EXERCISE BRIEF: Turn each of the records below into a JSON list of strings, one string per line and no strings for blank lines. Omit the pictures from your answer.

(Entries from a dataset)
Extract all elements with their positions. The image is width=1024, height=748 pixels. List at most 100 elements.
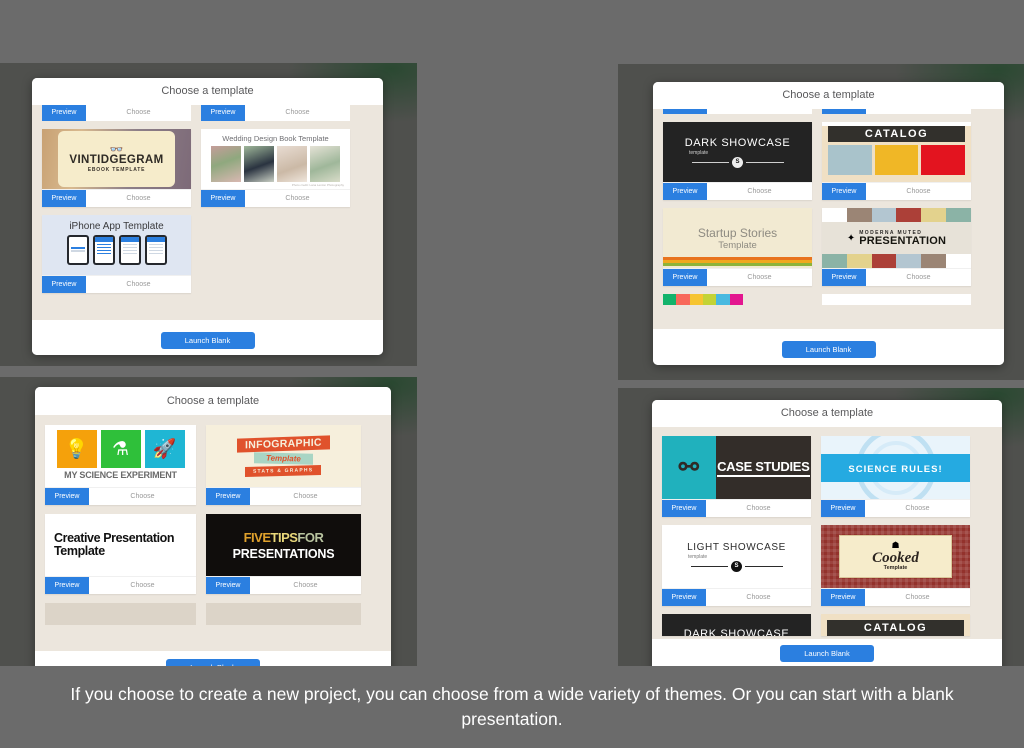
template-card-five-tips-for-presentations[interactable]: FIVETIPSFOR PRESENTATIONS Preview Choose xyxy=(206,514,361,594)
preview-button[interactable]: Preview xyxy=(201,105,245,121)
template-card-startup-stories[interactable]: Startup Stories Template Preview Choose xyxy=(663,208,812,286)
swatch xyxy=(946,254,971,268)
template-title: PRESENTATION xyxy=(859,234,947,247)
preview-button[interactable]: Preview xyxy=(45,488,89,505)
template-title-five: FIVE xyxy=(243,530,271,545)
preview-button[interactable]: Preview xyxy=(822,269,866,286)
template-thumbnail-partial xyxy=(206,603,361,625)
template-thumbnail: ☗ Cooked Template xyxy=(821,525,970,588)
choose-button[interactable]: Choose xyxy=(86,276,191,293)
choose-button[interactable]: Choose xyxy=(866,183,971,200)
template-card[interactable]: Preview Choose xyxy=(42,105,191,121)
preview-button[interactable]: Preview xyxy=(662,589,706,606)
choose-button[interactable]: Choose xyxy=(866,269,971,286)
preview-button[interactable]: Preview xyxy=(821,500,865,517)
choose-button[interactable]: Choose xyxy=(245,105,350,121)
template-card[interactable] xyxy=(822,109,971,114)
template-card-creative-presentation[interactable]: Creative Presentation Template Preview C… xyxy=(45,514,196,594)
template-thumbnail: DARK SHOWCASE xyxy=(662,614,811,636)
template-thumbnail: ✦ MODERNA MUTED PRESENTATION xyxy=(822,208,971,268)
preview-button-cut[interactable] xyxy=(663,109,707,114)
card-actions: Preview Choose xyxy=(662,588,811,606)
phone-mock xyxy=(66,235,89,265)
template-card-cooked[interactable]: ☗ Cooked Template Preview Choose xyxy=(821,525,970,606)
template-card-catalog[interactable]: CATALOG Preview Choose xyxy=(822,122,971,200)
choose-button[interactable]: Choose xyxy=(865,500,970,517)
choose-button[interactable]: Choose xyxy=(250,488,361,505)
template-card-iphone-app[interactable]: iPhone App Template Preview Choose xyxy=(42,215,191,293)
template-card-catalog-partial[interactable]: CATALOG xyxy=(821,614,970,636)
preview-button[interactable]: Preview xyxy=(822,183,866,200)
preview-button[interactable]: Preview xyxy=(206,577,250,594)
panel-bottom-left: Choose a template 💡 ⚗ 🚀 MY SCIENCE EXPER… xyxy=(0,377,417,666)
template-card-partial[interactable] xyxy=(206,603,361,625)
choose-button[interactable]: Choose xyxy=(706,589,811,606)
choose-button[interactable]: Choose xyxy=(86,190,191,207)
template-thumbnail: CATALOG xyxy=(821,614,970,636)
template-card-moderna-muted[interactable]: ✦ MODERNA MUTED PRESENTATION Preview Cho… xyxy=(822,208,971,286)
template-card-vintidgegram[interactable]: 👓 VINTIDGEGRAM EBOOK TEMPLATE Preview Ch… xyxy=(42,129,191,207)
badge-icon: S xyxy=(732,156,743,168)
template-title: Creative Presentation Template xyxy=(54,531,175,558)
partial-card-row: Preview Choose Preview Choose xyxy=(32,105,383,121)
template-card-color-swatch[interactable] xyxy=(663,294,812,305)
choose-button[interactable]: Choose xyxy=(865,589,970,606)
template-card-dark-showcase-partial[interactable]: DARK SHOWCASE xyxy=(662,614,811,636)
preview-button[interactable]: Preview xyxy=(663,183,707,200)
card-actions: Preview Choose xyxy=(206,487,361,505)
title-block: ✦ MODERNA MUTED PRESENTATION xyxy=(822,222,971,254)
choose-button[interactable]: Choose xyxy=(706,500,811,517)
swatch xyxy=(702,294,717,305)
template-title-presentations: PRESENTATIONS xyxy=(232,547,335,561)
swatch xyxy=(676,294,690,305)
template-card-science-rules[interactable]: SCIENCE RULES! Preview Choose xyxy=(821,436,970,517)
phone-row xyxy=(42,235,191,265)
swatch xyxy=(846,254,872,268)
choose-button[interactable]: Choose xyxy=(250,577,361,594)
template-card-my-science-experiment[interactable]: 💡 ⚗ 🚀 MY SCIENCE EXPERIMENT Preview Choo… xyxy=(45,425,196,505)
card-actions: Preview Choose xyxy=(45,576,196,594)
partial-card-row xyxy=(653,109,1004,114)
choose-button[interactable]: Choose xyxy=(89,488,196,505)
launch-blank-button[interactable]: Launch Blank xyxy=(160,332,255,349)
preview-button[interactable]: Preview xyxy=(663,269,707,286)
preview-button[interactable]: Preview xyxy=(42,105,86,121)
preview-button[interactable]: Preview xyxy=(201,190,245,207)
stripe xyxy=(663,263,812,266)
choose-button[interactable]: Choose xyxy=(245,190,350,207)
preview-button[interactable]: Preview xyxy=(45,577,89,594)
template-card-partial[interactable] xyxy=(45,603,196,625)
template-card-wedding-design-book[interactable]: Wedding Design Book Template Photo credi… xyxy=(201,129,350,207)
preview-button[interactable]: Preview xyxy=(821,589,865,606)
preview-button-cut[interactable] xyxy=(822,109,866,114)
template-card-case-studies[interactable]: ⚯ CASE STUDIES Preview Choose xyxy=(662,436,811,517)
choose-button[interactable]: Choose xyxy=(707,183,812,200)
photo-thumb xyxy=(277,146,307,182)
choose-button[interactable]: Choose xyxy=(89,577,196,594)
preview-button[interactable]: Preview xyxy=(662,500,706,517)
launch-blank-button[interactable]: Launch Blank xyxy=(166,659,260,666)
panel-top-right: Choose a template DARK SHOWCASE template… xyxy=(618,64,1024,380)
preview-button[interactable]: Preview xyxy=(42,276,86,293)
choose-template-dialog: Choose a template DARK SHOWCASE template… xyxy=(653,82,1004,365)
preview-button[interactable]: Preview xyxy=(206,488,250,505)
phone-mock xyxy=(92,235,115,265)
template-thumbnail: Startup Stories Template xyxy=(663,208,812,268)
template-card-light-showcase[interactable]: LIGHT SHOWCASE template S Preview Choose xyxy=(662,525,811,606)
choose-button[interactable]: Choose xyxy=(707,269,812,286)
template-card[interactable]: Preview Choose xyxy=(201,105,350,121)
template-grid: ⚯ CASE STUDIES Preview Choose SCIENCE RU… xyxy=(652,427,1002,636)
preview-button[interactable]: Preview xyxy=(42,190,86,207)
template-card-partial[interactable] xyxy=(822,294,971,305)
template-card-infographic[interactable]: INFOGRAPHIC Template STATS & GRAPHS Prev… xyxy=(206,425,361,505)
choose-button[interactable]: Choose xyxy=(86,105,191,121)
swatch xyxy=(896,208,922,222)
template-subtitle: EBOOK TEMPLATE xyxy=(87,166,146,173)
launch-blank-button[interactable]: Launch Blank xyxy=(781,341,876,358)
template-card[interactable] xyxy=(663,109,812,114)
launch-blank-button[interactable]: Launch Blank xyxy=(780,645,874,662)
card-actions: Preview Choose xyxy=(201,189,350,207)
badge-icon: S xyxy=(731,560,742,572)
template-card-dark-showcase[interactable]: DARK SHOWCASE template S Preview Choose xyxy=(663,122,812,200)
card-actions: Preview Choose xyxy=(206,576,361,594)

EXERCISE ANSWER:
[
  "Extract all elements with their positions. The image is width=1024, height=748 pixels. List at most 100 elements.",
  "template-card-five-tips-for-presentations[interactable]: FIVETIPSFOR PRESENTATIONS Preview Choose xyxy=(206,514,361,594)",
  "preview-button[interactable]: Preview xyxy=(201,105,245,121)",
  "template-card-startup-stories[interactable]: Startup Stories Template Preview Choose xyxy=(663,208,812,286)",
  "swatch xyxy=(946,254,971,268)",
  "template-title: PRESENTATION xyxy=(859,234,947,247)",
  "preview-button[interactable]: Preview xyxy=(45,488,89,505)",
  "template-title-five: FIVE xyxy=(243,530,271,545)",
  "preview-button[interactable]: Preview xyxy=(822,269,866,286)",
  "template-thumbnail-partial xyxy=(206,603,361,625)",
  "template-thumbnail: ☗ Cooked Template xyxy=(821,525,970,588)",
  "choose-button[interactable]: Choose xyxy=(86,276,191,293)",
  "choose-button[interactable]: Choose xyxy=(866,183,971,200)",
  "template-card[interactable]: Preview Choose xyxy=(42,105,191,121)",
  "preview-button[interactable]: Preview xyxy=(662,589,706,606)",
  "choose-button[interactable]: Choose xyxy=(866,269,971,286)",
  "preview-button[interactable]: Preview xyxy=(821,500,865,517)",
  "choose-button[interactable]: Choose xyxy=(245,105,350,121)",
  "template-card[interactable] xyxy=(822,109,971,114)",
  "template-card-creative-presentation[interactable]: Creative Presentation Template Preview C… xyxy=(45,514,196,594)",
  "template-thumbnail: DARK SHOWCASE xyxy=(662,614,811,636)",
  "template-thumbnail: ✦ MODERNA MUTED PRESENTATION xyxy=(822,208,971,268)",
  "preview-button-cut[interactable] xyxy=(663,109,707,114)",
  "card-actions: Preview Choose xyxy=(662,588,811,606)",
  "phone-mock xyxy=(66,235,89,265)",
  "template-card-cooked[interactable]: ☗ Cooked Template Preview Choose xyxy=(821,525,970,606)",
  "template-card-catalog[interactable]: CATALOG Preview Choose xyxy=(822,122,971,200)",
  "choose-button[interactable]: Choose xyxy=(865,500,970,517)",
  "choose-button[interactable]: Choose xyxy=(250,488,361,505)",
  "template-card-iphone-app[interactable]: iPhone App Template Preview Choose xyxy=(42,215,191,293)",
  "template-card-catalog-partial[interactable]: CATALOG xyxy=(821,614,970,636)",
  "preview-button[interactable]: Preview xyxy=(822,183,866,200)",
  "preview-button[interactable]: Preview xyxy=(206,577,250,594)",
  "panel-bottom-left: Choose a template 💡 ⚗ 🚀 MY SCIENCE EXPER… xyxy=(0,377,417,666)",
  "template-card-partial[interactable] xyxy=(206,603,361,625)",
  "choose-button[interactable]: Choose xyxy=(706,589,811,606)",
  "choose-button[interactable]: Choose xyxy=(86,190,191,207)",
  "template-thumbnail: CATALOG xyxy=(821,614,970,636)",
  "template-card-moderna-muted[interactable]: ✦ MODERNA MUTED PRESENTATION Preview Cho… xyxy=(822,208,971,286)",
  "template-card-vintidgegram[interactable]: 👓 VINTIDGEGRAM EBOOK TEMPLATE Preview Ch… xyxy=(42,129,191,207)",
  "badge-icon: S xyxy=(732,156,743,168)",
  "template-title: Creative Presentation Template xyxy=(54,531,175,558)",
  "partial-card-row: Preview Choose Preview Choose xyxy=(32,105,383,121)",
  "template-card-color-swatch[interactable] xyxy=(663,294,812,305)",
  "choose-button[interactable]: Choose xyxy=(865,589,970,606)",
  "template-card-dark-showcase-partial[interactable]: DARK SHOWCASE xyxy=(662,614,811,636)",
  "preview-button[interactable]: Preview xyxy=(663,183,707,200)",
  "card-actions: Preview Choose xyxy=(206,487,361,505)",
  "title-block: ✦ MODERNA MUTED PRESENTATION xyxy=(822,222,971,254)",
  "choose-button[interactable]: Choose xyxy=(706,500,811,517)",
  "swatch xyxy=(702,294,717,305)",
  "template-title-presentations: PRESENTATIONS xyxy=(232,547,335,561)",
  "swatch xyxy=(676,294,690,305)",
  "template-card-science-rules[interactable]: SCIENCE RULES! Preview Choose xyxy=(821,436,970,517)",
  "phone-row xyxy=(42,235,191,265)",
  "swatch xyxy=(846,254,872,268)",
  "choose-button[interactable]: Choose xyxy=(250,577,361,594)",
  "template-card-my-science-experiment[interactable]: 💡 ⚗ 🚀 MY SCIENCE EXPERIMENT Preview Choo… xyxy=(45,425,196,505)",
  "card-actions: Preview Choose xyxy=(45,576,196,594)",
  "partial-card-row xyxy=(653,109,1004,114)",
  "choose-button[interactable]: Choose xyxy=(89,488,196,505)",
  "launch-blank-button[interactable]: Launch Blank xyxy=(160,332,255,349)",
  "preview-button[interactable]: Preview xyxy=(663,269,707,286)",
  "preview-button[interactable]: Preview xyxy=(42,105,86,121)",
  "preview-button[interactable]: Preview xyxy=(201,190,245,207)",
  "stripe xyxy=(663,263,812,266)",
  "choose-button[interactable]: Choose xyxy=(245,190,350,207)",
  "preview-button[interactable]: Preview xyxy=(45,577,89,594)",
  "template-card-partial[interactable] xyxy=(45,603,196,625)",
  "template-card-wedding-design-book[interactable]: Wedding Design Book Template Photo credi… xyxy=(201,129,350,207)",
  "preview-button[interactable]: Preview xyxy=(821,589,865,606)",
  "preview-button-cut[interactable] xyxy=(822,109,866,114)",
  "template-card-case-studies[interactable]: ⚯ CASE STUDIES Preview Choose xyxy=(662,436,811,517)",
  "choose-button[interactable]: Choose xyxy=(707,183,812,200)",
  "photo-thumb xyxy=(277,146,307,182)",
  "choose-button[interactable]: Choose xyxy=(89,577,196,594)",
  "preview-button[interactable]: Preview xyxy=(662,500,706,517)",
  "launch-blank-button[interactable]: Launch Blank xyxy=(166,659,260,666)",
  "panel-top-right: Choose a template DARK SHOWCASE template… xyxy=(618,64,1024,380)",
  "preview-button[interactable]: Preview xyxy=(42,276,86,293)",
  "choose-template-dialog: Choose a template DARK SHOWCASE template… xyxy=(653,82,1004,365)",
  "preview-button[interactable]: Preview xyxy=(206,488,250,505)",
  "phone-mock xyxy=(92,235,115,265)",
  "template-thumbnail: Startup Stories Template xyxy=(663,208,812,268)",
  "template-card-light-showcase[interactable]: LIGHT SHOWCASE template S Preview Choose xyxy=(662,525,811,606)",
  "choose-button[interactable]: Choose xyxy=(707,269,812,286)",
  "template-card[interactable]: Preview Choose xyxy=(201,105,350,121)",
  "template-grid: ⚯ CASE STUDIES Preview Choose SCIENCE RU… xyxy=(652,427,1002,636)",
  "preview-button[interactable]: Preview xyxy=(42,190,86,207)",
  "template-card-partial[interactable] xyxy=(822,294,971,305)",
  "template-card-infographic[interactable]: INFOGRAPHIC Template STATS & GRAPHS Prev… xyxy=(206,425,361,505)",
  "choose-button[interactable]: Choose xyxy=(86,105,191,121)",
  "swatch xyxy=(896,208,922,222)",
  "template-subtitle: EBOOK TEMPLATE xyxy=(87,166,146,173)",
  "launch-blank-button[interactable]: Launch Blank xyxy=(781,341,876,358)",
  "template-card[interactable] xyxy=(663,109,812,114)",
  "launch-blank-button[interactable]: Launch Blank xyxy=(780,645,874,662)",
  "card-actions: Preview Choose xyxy=(201,189,350,207)",
  "badge-icon: S xyxy=(731,560,742,572)",
  "template-card-dark-showcase[interactable]: DARK SHOWCASE template S Preview Choose xyxy=(663,122,812,200)",
  "card-actions: Preview Choose xyxy=(206,576,361,594)"
]